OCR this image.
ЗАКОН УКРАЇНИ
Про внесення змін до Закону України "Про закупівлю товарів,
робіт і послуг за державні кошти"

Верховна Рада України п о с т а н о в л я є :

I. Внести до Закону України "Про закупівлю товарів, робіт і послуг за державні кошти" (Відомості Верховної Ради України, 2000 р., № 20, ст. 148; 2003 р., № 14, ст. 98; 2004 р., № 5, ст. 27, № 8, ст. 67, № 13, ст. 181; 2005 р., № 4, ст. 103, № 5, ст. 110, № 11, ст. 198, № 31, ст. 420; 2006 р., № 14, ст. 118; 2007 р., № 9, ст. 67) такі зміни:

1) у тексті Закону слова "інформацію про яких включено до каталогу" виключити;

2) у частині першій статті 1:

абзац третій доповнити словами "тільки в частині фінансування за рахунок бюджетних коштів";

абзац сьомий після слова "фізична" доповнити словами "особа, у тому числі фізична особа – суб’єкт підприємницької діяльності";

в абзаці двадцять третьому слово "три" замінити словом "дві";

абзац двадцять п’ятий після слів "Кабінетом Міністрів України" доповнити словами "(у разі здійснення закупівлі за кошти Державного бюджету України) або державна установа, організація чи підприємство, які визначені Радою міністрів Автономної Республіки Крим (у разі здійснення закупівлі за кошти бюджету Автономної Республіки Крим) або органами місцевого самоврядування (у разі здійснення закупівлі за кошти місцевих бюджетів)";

————————

STATED GOAL> Tell how many lines above contain the word "словами". Give the number alone.

FINAL RESULT> 3